## [EXERCISE TASK]
Tally how many lines of these entries hold the string "Meteorología". Return the number alone.

## [DATA EXCERPTS]
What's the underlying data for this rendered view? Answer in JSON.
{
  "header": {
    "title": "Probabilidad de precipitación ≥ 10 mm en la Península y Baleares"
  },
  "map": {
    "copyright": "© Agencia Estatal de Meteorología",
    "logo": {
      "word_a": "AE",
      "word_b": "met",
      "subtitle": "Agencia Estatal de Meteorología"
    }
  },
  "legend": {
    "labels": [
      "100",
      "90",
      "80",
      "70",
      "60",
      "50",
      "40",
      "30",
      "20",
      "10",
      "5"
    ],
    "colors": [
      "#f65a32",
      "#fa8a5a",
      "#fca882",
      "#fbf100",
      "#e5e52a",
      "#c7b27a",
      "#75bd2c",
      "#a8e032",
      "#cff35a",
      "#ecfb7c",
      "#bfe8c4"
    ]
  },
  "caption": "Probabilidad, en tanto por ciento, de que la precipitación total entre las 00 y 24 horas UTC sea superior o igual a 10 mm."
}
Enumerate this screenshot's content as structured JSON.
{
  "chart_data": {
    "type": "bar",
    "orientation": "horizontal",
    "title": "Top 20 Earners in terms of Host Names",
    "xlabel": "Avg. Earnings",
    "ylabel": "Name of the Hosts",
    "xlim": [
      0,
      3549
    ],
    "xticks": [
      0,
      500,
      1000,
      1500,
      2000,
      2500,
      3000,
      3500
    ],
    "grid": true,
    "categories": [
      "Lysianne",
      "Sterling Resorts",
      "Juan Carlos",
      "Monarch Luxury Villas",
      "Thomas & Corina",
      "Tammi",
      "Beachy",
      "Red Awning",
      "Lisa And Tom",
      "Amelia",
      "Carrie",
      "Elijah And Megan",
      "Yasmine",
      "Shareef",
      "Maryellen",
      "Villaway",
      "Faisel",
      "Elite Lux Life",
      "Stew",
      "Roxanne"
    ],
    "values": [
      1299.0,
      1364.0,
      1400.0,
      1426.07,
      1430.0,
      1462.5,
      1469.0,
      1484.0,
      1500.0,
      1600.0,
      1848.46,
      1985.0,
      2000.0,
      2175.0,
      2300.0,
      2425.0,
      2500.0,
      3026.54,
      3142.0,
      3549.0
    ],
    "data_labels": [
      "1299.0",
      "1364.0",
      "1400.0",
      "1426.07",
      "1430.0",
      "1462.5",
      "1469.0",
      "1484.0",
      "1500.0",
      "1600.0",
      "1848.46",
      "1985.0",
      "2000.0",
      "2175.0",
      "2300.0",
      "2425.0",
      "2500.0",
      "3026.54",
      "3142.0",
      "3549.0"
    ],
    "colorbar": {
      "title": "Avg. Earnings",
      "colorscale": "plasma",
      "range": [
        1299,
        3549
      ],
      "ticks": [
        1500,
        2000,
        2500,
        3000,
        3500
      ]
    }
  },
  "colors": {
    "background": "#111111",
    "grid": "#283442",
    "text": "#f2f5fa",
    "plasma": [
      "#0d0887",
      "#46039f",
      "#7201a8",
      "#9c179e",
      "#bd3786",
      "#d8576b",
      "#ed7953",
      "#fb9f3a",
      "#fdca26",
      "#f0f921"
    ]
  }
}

## [SOLUTION]
2